───── DATA PROVIDED

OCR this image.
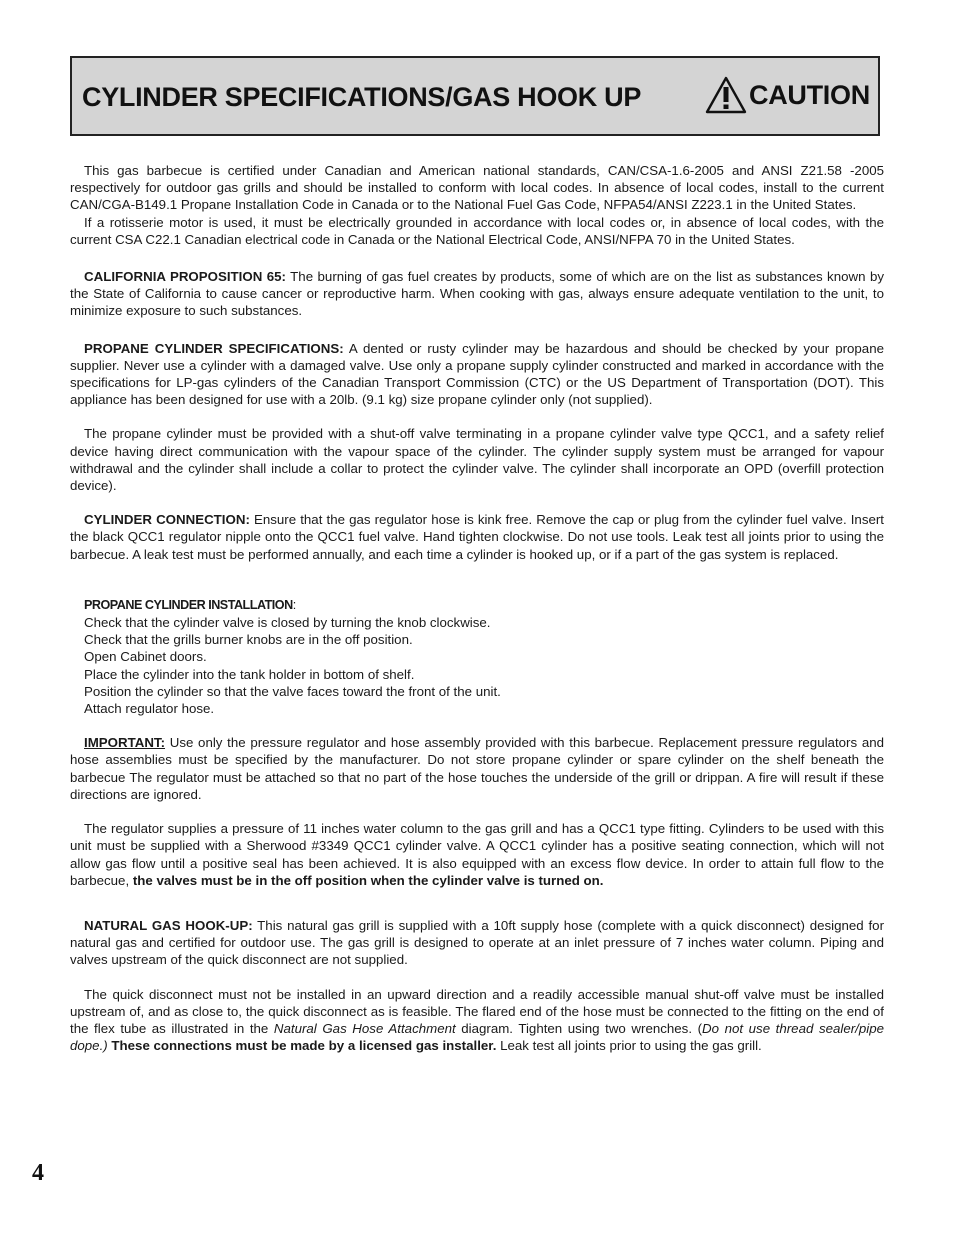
CYLINDER SPECIFICATIONS/GAS HOOK UP	CAUTION

This gas barbecue is certified under Canadian and American national standards, CAN/CSA-1.6-2005 and ANSI Z21.58 -2005 respectively for outdoor gas grills and should be installed to conform with local codes. In absence of local codes, install to the current CAN/CGA-B149.1 Propane Installation Code in Canada or to the National Fuel Gas Code, NFPA54/ANSI Z223.1 in the United States.

If a rotisserie motor is used, it must be electrically grounded in accordance with local codes or, in absence of local codes, with the current CSA C22.1 Canadian electrical code in Canada or the National Electrical Code, ANSI/NFPA 70 in the United States.

CALIFORNIA PROPOSITION 65: The burning of gas fuel creates by products, some of which are on the list as substances known by the State of California to cause cancer or reproductive harm. When cooking with gas, always ensure adequate ventilation to the unit, to minimize exposure to such substances.

PROPANE CYLINDER SPECIFICATIONS: A dented or rusty cylinder may be hazardous and should be checked by your propane supplier. Never use a cylinder with a damaged valve. Use only a propane supply cylinder constructed and marked in accordance with the specifications for LP-gas cylinders of the Canadian Transport Commission (CTC) or the US Department of Transportation (DOT). This appliance has been designed for use with a 20lb. (9.1 kg) size propane cylinder only (not supplied).

The propane cylinder must be provided with a shut-off valve terminating in a propane cylinder valve type QCC1, and a safety relief device having direct communication with the vapour space of the cylinder. The cylinder supply system must be arranged for vapour withdrawal and the cylinder shall include a collar to protect the cylinder valve. The cylinder shall incorporate an OPD (overfill protection device).

CYLINDER CONNECTION: Ensure that the gas regulator hose is kink free. Remove the cap or plug from the cylinder fuel valve. Insert the black QCC1 regulator nipple onto the QCC1 fuel valve. Hand tighten clockwise. Do not use tools. Leak test all joints prior to using the barbecue. A leak test must be performed annually, and each time a cylinder is hooked up, or if a part of the gas system is replaced.

PROPANE CYLINDER INSTALLATION:
Check that the cylinder valve is closed by turning the knob clockwise.
Check that the grills burner knobs are in the off position.
Open Cabinet doors.
Place the cylinder into the tank holder in bottom of shelf.
Position the cylinder so that the valve faces toward the front of the unit.
Attach regulator hose.

IMPORTANT: Use only the pressure regulator and hose assembly provided with this barbecue. Replacement pressure regulators and hose assemblies must be specified by the manufacturer. Do not store propane cylinder or spare cylinder on the shelf beneath the barbecue The regulator must be attached so that no part of the hose touches the underside of the grill or drippan. A fire will result if these directions are ignored.

The regulator supplies a pressure of 11 inches water column to the gas grill and has a QCC1 type fitting. Cylinders to be used with this unit must be supplied with a Sherwood #3349 QCC1 cylinder valve. A QCC1 cylinder has a positive seating connection, which will not allow gas flow until a positive seal has been achieved. It is also equipped with an excess flow device. In order to attain full flow to the barbecue, the valves must be in the off position when the cylinder valve is turned on.

NATURAL GAS HOOK-UP: This natural gas grill is supplied with a 10ft supply hose (complete with a quick disconnect) designed for natural gas and certified for outdoor use. The gas grill is designed to operate at an inlet pressure of 7 inches water column. Piping and valves upstream of the quick disconnect are not supplied.

The quick disconnect must not be installed in an upward direction and a readily accessible manual shut-off valve must be installed upstream of, and as close to, the quick disconnect as is feasible. The flared end of the hose must be connected to the fitting on the end of the flex tube as illustrated in the Natural Gas Hose Attachment diagram. Tighten using two wrenches. (Do not use thread sealer/pipe dope.) These connections must be made by a licensed gas installer. Leak test all joints prior to using the gas grill.

4
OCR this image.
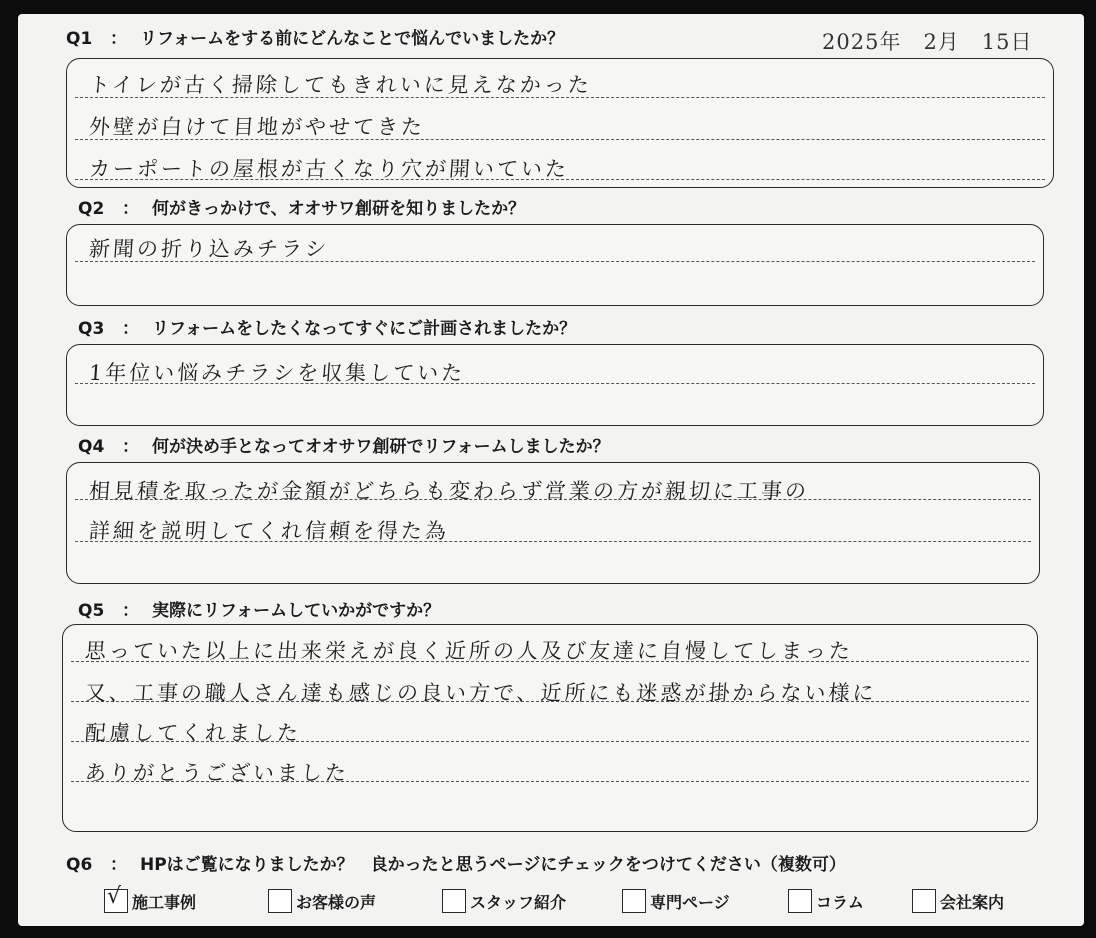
Q1 ： リフォームをする前にどんなことで悩んでいましたか？	2025年　2月　15日
トイレが古く掃除してもきれいに見えなかった
外壁が白けて目地がやせてきた
カーポートの屋根が古くなり穴が開いていた
Q2 ： 何がきっかけで、オオサワ創研を知りましたか？
新聞の折り込みチラシ
Q3 ： リフォームをしたくなってすぐにご計画されましたか？
1年位い悩みチラシを収集していた
Q4 ： 何が決め手となってオオサワ創研でリフォームしましたか？
相見積を取ったが金額がどちらも変わらず営業の方が親切に工事の
詳細を説明してくれ信頼を得た為
Q5 ： 実際にリフォームしていかがですか？
思っていた以上に出来栄えが良く近所の人及び友達に自慢してしまった
又、工事の職人さん達も感じの良い方で、近所にも迷惑が掛からない様に
配慮してくれました
ありがとうございました
Q6 ： HPはご覧になりましたか？　良かったと思うページにチェックをつけてください（複数可）
√ 施工事例	お客様の声	スタッフ紹介	専門ページ	コラム	会社案内
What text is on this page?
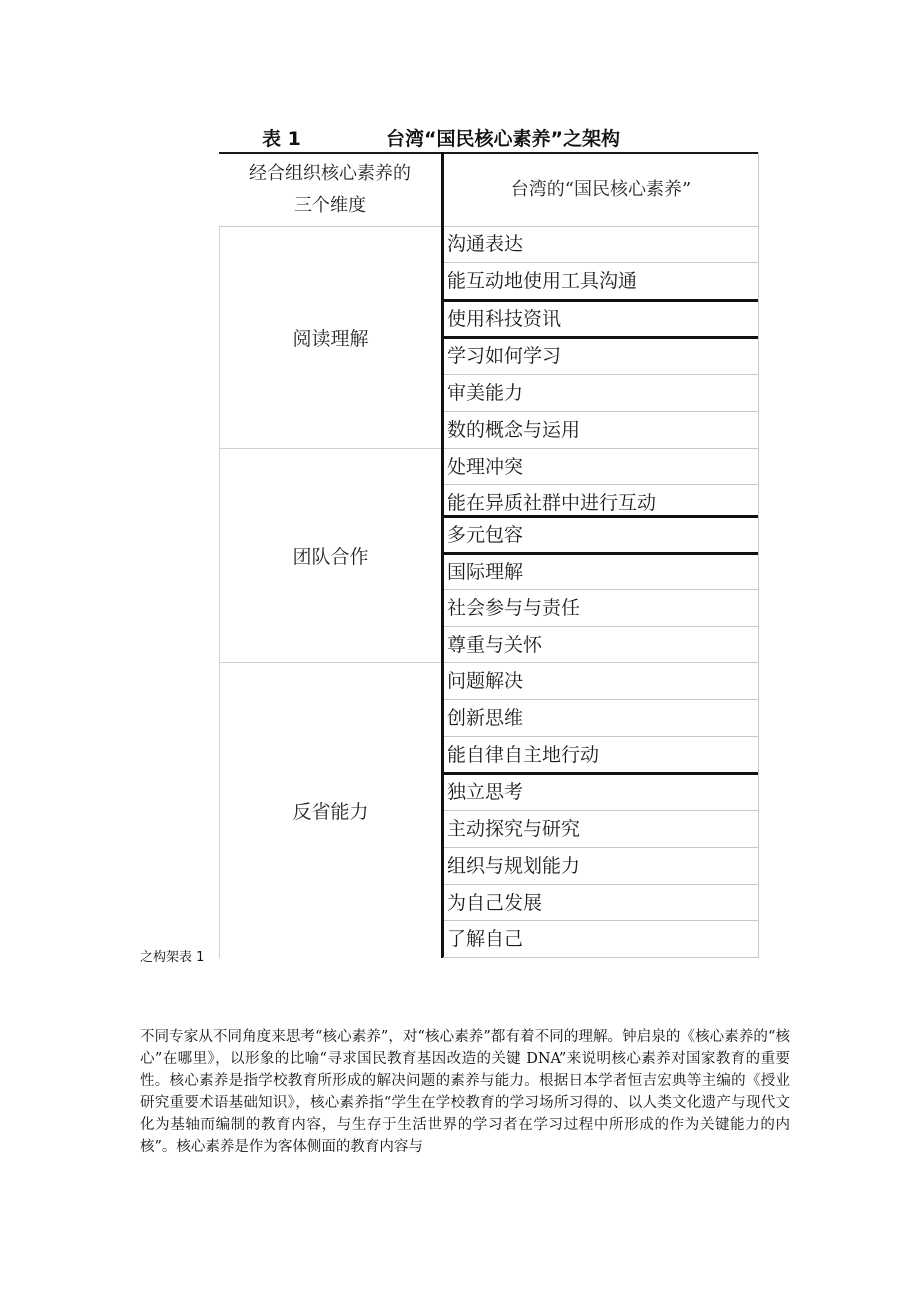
表 1	台湾“国民核心素养”之架构
经合组织核心素养的
三个维度
台湾的“国民核心素养”
阅读理解
团队合作
反省能力
沟通表达
能互动地使用工具沟通
使用科技资讯
学习如何学习
审美能力
数的概念与运用
处理冲突
能在异质社群中进行互动
多元包容
国际理解
社会参与与责任
尊重与关怀
问题解决
创新思维
能自律自主地行动
独立思考
主动探究与研究
组织与规划能力
为自己发展
了解自己
之构架表 1
不同专家从不同角度来思考“核心素养”，对“核心素养”都有着不同的理解。钟启泉的《核心素养的“核心”在哪里》，以形象的比喻“寻求国民教育基因改造的关键 DNA”来说明核心素养对国家教育的重要性。核心素养是指学校教育所形成的解决问题的素养与能力。根据日本学者恒吉宏典等主编的《授业研究重要术语基础知识》，核心素养指“学生在学校教育的学习场所习得的、以人类文化遗产与现代文化为基轴而编制的教育内容，与生存于生活世界的学习者在学习过程中所形成的作为关键能力的内核”。核心素养是作为客体侧面的教育内容与
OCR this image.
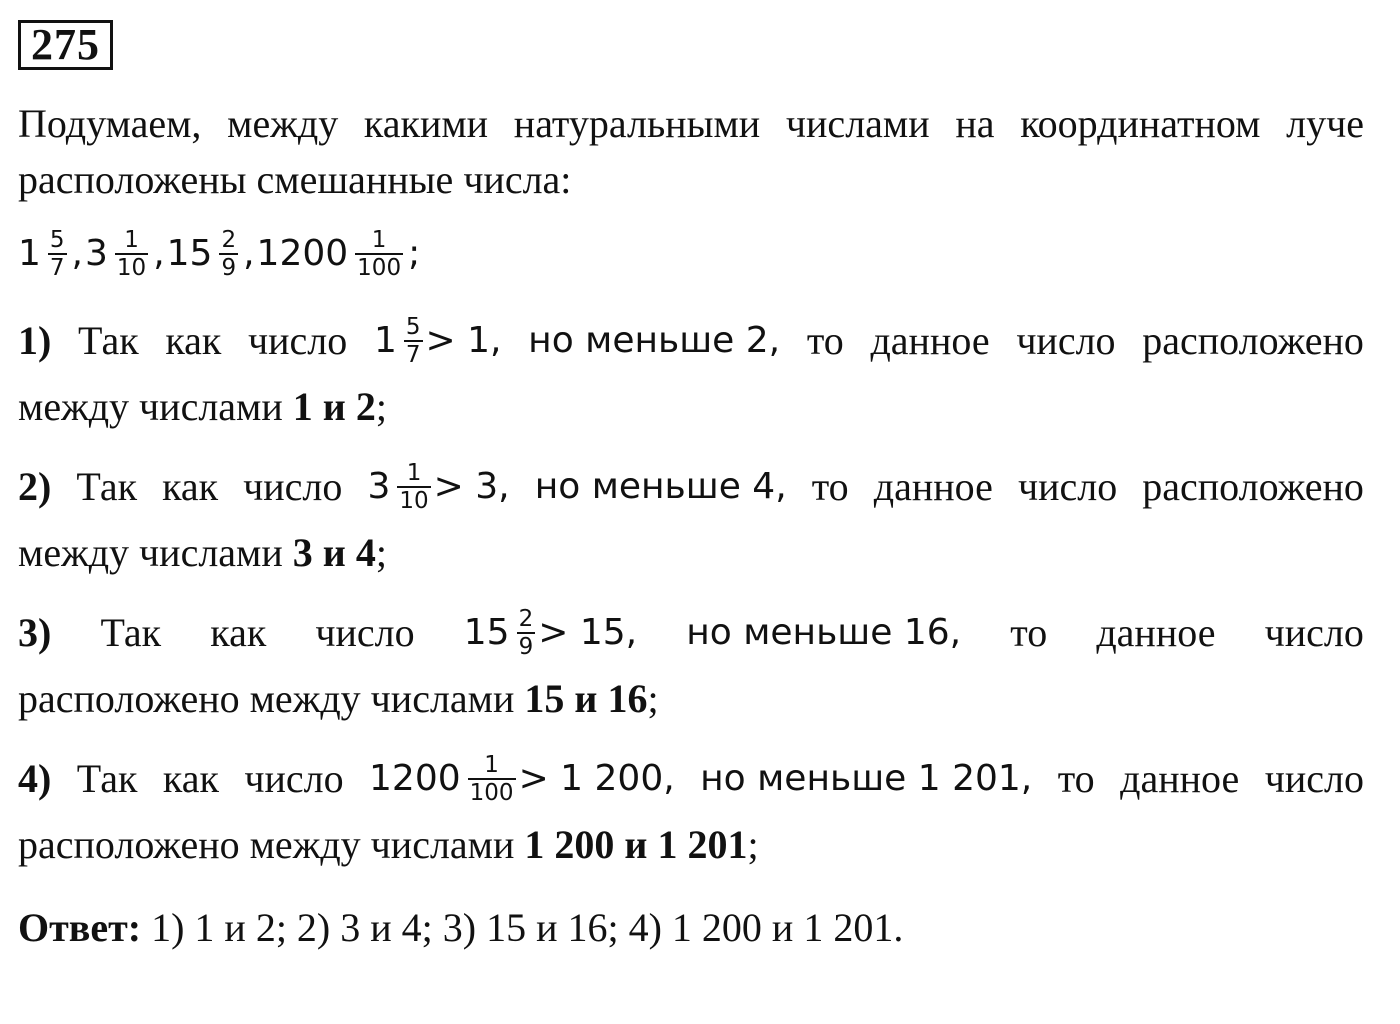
275
Подумаем, между какими натуральными числами на координатном луче расположены смешанные числа:
$1 \frac{5}{7}$ , $3 \frac{1}{10}$ , $15 \frac{2}{9}$ , $1200 \frac{1}{100}$ ;
1) Так как число $1 \frac{5}{7} > 1$, но меньше 2, то данное число расположено
между числами 1 и 2;
2) Так как число $3 \frac{1}{10} > 3$, но меньше 4, то данное число расположено
между числами 3 и 4;
3) Так как число $15 \frac{2}{9} > 15$, но меньше 16, то данное число
расположено между числами 15 и 16;
4) Так как число $1200 \frac{1}{100} > 1$ 200, но меньше 1 201, то данное число
расположено между числами 1 200 и 1 201;
Ответ: 1) 1 и 2; 2) 3 и 4; 3) 15 и 16; 4) 1 200 и 1 201.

──────────

# EXERCISE DIRECTIONS
Pictures stay out of the copy; please restate every record above exactly.

# SOLUTION TO THE EXERCISE
OCR this image.
CYLINDER SPECIFICATIONS/GAS HOOK UP	CAUTION

This gas barbecue is certified under Canadian and American national standards, CAN/CSA-1.6-2005 and ANSI Z21.58 -2005 respectively for outdoor gas grills and should be installed to conform with local codes. In absence of local codes, install to the current CAN/CGA-B149.1 Propane Installation Code in Canada or to the National Fuel Gas Code, NFPA54/ANSI Z223.1 in the United States.

If a rotisserie motor is used, it must be electrically grounded in accordance with local codes or, in absence of local codes, with the current CSA C22.1 Canadian electrical code in Canada or the National Electrical Code, ANSI/NFPA 70 in the United States.

CALIFORNIA PROPOSITION 65: The burning of gas fuel creates by products, some of which are on the list as substances known by the State of California to cause cancer or reproductive harm. When cooking with gas, always ensure adequate ventilation to the unit, to minimize exposure to such substances.

PROPANE CYLINDER SPECIFICATIONS: A dented or rusty cylinder may be hazardous and should be checked by your propane supplier. Never use a cylinder with a damaged valve. Use only a propane supply cylinder constructed and marked in accordance with the specifications for LP-gas cylinders of the Canadian Transport Commission (CTC) or the US Department of Transportation (DOT). This appliance has been designed for use with a 20lb. (9.1 kg) size propane cylinder only (not supplied).

The propane cylinder must be provided with a shut-off valve terminating in a propane cylinder valve type QCC1, and a safety relief device having direct communication with the vapour space of the cylinder. The cylinder supply system must be arranged for vapour withdrawal and the cylinder shall include a collar to protect the cylinder valve. The cylinder shall incorporate an OPD (overfill protection device).

CYLINDER CONNECTION: Ensure that the gas regulator hose is kink free. Remove the cap or plug from the cylinder fuel valve. Insert the black QCC1 regulator nipple onto the QCC1 fuel valve. Hand tighten clockwise. Do not use tools. Leak test all joints prior to using the barbecue. A leak test must be performed annually, and each time a cylinder is hooked up, or if a part of the gas system is replaced.

PROPANE CYLINDER INSTALLATION:
Check that the cylinder valve is closed by turning the knob clockwise.
Check that the grills burner knobs are in the off position.
Open Cabinet doors.
Place the cylinder into the tank holder in bottom of shelf.
Position the cylinder so that the valve faces toward the front of the unit.
Attach regulator hose.

IMPORTANT: Use only the pressure regulator and hose assembly provided with this barbecue. Replacement pressure regulators and hose assemblies must be specified by the manufacturer. Do not store propane cylinder or spare cylinder on the shelf beneath the barbecue The regulator must be attached so that no part of the hose touches the underside of the grill or drippan. A fire will result if these directions are ignored.

The regulator supplies a pressure of 11 inches water column to the gas grill and has a QCC1 type fitting. Cylinders to be used with this unit must be supplied with a Sherwood #3349 QCC1 cylinder valve. A QCC1 cylinder has a positive seating connection, which will not allow gas flow until a positive seal has been achieved. It is also equipped with an excess flow device. In order to attain full flow to the barbecue, the valves must be in the off position when the cylinder valve is turned on.

NATURAL GAS HOOK-UP: This natural gas grill is supplied with a 10ft supply hose (complete with a quick disconnect) designed for natural gas and certified for outdoor use. The gas grill is designed to operate at an inlet pressure of 7 inches water column. Piping and valves upstream of the quick disconnect are not supplied.

The quick disconnect must not be installed in an upward direction and a readily accessible manual shut-off valve must be installed upstream of, and as close to, the quick disconnect as is feasible. The flared end of the hose must be connected to the fitting on the end of the flex tube as illustrated in the Natural Gas Hose Attachment diagram. Tighten using two wrenches. (Do not use thread sealer/pipe dope.) These connections must be made by a licensed gas installer. Leak test all joints prior to using the gas grill.

4
OCR this image.
Q1 ： リフォームをする前にどんなことで悩んでいましたか？	2025年　2月　15日
トイレが古く掃除してもきれいに見えなかった
外壁が白けて目地がやせてきた
カーポートの屋根が古くなり穴が開いていた
Q2 ： 何がきっかけで、オオサワ創研を知りましたか？
新聞の折り込みチラシ
Q3 ： リフォームをしたくなってすぐにご計画されましたか？
1年位い悩みチラシを収集していた
Q4 ： 何が決め手となってオオサワ創研でリフォームしましたか？
相見積を取ったが金額がどちらも変わらず営業の方が親切に工事の
詳細を説明してくれ信頼を得た為
Q5 ： 実際にリフォームしていかがですか？
思っていた以上に出来栄えが良く近所の人及び友達に自慢してしまった
又、工事の職人さん達も感じの良い方で、近所にも迷惑が掛からない様に
配慮してくれました
ありがとうございました
Q6 ： HPはご覧になりましたか？　良かったと思うページにチェックをつけてください（複数可）
√ 施工事例	お客様の声	スタッフ紹介	専門ページ	コラム	会社案内
What text is on this page?
表 1	台湾“国民核心素养”之架构
经合组织核心素养的
三个维度
台湾的“国民核心素养”
阅读理解
团队合作
反省能力
沟通表达
能互动地使用工具沟通
使用科技资讯
学习如何学习
审美能力
数的概念与运用
处理冲突
能在异质社群中进行互动
多元包容
国际理解
社会参与与责任
尊重与关怀
问题解决
创新思维
能自律自主地行动
独立思考
主动探究与研究
组织与规划能力
为自己发展
了解自己
之构架表 1
不同专家从不同角度来思考“核心素养”，对“核心素养”都有着不同的理解。钟启泉的《核心素养的“核心”在哪里》，以形象的比喻“寻求国民教育基因改造的关键 DNA”来说明核心素养对国家教育的重要性。核心素养是指学校教育所形成的解决问题的素养与能力。根据日本学者恒吉宏典等主编的《授业研究重要术语基础知识》，核心素养指“学生在学校教育的学习场所习得的、以人类文化遗产与现代文化为基轴而编制的教育内容，与生存于生活世界的学习者在学习过程中所形成的作为关键能力的内核”。核心素养是作为客体侧面的教育内容与
OCR this image.
275
Подумаем, между какими натуральными числами на координатном луче расположены смешанные числа:
$1 \frac{5}{7}$ , $3 \frac{1}{10}$ , $15 \frac{2}{9}$ , $1200 \frac{1}{100}$ ;
1) Так как число $1 \frac{5}{7} > 1$, но меньше 2, то данное число расположено
между числами 1 и 2;
2) Так как число $3 \frac{1}{10} > 3$, но меньше 4, то данное число расположено
между числами 3 и 4;
3) Так как число $15 \frac{2}{9} > 15$, но меньше 16, то данное число
расположено между числами 15 и 16;
4) Так как число $1200 \frac{1}{100} > 1$ 200, но меньше 1 201, то данное число
расположено между числами 1 200 и 1 201;
Ответ: 1) 1 и 2; 2) 3 и 4; 3) 15 и 16; 4) 1 200 и 1 201.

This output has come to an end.